[Your task] In the entries, find all lines that hold the word "screenshot" and copy them.

[Extracted material]
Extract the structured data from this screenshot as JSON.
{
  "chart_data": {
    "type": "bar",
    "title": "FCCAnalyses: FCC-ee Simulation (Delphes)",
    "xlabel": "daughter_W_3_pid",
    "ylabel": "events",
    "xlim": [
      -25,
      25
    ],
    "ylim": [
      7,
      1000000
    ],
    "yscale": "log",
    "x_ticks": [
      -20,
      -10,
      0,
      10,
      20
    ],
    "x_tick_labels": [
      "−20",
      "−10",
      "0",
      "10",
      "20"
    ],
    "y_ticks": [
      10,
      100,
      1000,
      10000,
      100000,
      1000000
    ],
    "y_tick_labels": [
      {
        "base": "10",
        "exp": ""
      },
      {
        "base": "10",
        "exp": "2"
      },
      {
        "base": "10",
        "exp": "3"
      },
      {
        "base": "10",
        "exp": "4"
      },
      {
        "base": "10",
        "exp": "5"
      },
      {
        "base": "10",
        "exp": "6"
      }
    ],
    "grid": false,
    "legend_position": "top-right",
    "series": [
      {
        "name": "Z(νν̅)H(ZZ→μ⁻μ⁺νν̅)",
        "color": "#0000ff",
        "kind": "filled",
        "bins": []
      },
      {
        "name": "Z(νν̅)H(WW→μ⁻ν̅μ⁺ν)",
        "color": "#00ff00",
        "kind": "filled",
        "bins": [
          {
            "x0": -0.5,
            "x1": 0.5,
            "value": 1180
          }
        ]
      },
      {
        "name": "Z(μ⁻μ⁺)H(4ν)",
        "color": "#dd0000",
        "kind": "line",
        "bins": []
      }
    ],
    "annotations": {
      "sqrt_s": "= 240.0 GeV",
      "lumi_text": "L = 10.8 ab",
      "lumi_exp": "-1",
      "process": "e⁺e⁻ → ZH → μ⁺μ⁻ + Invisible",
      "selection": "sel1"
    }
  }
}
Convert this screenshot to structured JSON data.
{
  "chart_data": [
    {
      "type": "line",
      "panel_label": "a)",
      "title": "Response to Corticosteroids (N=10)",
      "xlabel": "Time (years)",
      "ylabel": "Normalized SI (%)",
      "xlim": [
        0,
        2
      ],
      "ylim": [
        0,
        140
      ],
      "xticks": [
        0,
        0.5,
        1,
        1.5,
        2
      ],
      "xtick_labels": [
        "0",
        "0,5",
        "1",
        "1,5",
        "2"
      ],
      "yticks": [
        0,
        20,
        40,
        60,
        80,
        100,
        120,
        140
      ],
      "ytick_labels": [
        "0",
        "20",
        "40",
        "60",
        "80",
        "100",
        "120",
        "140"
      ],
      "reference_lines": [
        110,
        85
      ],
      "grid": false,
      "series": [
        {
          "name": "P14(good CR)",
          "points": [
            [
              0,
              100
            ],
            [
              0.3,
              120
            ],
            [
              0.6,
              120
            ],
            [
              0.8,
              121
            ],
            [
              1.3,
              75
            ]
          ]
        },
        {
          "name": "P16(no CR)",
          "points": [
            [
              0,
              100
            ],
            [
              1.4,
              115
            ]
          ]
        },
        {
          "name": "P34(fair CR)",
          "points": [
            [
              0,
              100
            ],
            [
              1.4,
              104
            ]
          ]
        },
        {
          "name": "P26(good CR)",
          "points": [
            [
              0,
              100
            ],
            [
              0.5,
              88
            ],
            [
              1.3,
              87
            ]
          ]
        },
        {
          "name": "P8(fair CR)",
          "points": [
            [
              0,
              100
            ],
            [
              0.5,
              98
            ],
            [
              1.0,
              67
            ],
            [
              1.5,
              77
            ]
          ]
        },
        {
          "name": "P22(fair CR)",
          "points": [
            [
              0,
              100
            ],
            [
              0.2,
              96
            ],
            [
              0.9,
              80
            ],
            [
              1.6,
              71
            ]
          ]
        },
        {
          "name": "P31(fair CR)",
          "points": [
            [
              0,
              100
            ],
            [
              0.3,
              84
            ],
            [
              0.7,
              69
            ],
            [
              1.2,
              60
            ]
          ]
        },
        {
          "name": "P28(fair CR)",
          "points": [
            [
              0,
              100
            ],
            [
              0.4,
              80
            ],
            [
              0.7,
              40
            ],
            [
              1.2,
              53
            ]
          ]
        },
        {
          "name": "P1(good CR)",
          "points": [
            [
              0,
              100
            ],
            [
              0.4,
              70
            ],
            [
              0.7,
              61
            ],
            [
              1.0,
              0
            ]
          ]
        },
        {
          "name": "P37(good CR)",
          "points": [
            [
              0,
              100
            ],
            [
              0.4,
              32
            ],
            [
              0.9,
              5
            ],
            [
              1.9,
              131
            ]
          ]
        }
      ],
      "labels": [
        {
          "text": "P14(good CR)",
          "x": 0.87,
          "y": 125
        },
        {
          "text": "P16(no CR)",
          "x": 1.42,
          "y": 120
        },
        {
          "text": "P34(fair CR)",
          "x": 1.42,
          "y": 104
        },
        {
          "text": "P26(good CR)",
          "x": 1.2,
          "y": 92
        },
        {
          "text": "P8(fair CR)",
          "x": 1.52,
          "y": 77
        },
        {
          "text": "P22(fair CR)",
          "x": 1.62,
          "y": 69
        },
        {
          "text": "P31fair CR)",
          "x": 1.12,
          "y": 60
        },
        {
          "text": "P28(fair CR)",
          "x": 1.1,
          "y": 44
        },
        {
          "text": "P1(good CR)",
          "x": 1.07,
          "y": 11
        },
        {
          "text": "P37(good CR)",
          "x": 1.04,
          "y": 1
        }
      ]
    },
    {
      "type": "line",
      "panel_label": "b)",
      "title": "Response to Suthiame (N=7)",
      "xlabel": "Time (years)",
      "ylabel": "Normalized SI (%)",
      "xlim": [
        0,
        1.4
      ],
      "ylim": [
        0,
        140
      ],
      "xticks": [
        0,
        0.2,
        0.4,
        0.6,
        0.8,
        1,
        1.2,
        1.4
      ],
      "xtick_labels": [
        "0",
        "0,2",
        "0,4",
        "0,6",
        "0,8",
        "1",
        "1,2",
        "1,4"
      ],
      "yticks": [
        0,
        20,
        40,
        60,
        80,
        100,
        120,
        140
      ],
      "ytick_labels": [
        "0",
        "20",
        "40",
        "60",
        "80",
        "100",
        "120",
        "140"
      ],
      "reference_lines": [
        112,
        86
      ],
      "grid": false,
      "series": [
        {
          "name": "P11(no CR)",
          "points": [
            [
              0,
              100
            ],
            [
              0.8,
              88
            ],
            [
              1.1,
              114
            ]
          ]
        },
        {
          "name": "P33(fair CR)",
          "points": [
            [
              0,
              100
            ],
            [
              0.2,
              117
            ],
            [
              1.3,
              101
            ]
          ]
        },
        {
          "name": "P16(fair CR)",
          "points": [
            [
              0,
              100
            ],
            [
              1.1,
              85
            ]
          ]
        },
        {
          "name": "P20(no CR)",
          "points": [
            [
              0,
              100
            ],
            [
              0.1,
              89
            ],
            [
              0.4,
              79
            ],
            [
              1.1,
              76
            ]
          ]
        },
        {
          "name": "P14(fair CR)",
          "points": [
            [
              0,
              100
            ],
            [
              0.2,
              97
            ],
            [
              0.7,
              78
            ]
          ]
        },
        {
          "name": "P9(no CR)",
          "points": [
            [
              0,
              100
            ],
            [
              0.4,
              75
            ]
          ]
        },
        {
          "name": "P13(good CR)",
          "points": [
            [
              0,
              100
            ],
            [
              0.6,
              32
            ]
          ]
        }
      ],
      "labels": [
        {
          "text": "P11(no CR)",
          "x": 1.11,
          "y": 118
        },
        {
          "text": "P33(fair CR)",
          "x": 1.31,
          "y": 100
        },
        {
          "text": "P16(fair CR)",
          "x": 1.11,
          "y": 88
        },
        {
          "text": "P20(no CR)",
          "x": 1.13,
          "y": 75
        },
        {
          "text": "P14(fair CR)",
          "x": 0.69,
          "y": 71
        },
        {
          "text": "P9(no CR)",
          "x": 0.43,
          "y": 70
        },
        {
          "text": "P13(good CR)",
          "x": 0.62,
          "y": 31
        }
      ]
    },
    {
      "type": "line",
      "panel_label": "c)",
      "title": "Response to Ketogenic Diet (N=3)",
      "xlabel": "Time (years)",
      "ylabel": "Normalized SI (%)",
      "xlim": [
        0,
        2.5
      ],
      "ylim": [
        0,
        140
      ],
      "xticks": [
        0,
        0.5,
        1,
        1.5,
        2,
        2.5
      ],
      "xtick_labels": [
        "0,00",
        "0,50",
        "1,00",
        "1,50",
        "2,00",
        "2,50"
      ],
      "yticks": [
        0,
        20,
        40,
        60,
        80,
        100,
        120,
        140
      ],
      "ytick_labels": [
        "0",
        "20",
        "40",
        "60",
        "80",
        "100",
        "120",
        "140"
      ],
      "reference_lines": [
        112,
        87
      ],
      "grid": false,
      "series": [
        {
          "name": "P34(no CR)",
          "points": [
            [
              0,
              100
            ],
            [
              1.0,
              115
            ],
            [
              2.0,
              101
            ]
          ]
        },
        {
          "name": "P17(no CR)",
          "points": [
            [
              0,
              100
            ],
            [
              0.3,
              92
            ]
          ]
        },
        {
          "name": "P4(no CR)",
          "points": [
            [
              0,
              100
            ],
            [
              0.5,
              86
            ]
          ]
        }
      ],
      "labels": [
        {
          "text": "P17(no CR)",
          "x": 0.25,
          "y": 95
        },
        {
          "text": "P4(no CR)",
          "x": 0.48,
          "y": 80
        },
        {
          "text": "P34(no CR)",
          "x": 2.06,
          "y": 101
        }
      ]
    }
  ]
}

[Task result]
Extract the structured data from this screenshot as JSON.
Convert this screenshot to structured JSON data.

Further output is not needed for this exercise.